** What is asked **
Identify the lines bearing the string "content" and gather them.

** Material for this exercise **
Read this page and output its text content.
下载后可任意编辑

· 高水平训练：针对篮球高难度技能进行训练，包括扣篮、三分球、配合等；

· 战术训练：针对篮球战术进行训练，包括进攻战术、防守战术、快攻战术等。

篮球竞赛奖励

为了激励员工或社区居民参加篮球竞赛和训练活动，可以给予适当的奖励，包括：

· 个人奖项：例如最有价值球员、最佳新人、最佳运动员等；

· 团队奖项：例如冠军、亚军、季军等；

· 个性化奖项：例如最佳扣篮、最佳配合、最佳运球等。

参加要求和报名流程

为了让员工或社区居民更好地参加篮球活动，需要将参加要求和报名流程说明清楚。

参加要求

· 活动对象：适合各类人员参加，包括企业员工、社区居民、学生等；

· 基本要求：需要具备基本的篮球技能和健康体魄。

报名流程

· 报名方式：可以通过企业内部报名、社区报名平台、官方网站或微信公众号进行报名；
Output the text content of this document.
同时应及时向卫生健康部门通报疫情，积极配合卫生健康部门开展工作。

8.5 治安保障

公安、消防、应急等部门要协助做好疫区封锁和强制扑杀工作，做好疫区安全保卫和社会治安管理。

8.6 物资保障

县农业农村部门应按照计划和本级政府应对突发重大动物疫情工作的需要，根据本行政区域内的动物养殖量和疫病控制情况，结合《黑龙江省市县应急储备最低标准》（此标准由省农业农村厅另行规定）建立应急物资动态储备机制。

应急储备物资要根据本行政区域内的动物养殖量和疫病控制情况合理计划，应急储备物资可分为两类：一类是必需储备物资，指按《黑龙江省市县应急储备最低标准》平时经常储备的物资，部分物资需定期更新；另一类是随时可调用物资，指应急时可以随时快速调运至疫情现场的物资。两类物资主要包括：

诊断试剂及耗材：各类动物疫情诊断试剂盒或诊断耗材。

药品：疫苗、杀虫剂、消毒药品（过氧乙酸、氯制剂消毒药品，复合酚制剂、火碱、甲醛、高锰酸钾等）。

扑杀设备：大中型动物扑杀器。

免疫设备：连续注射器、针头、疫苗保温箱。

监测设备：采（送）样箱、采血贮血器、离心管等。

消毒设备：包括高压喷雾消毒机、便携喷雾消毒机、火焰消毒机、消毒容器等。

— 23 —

** Task result **
Read this page and output its text content.
Output the text content of this document.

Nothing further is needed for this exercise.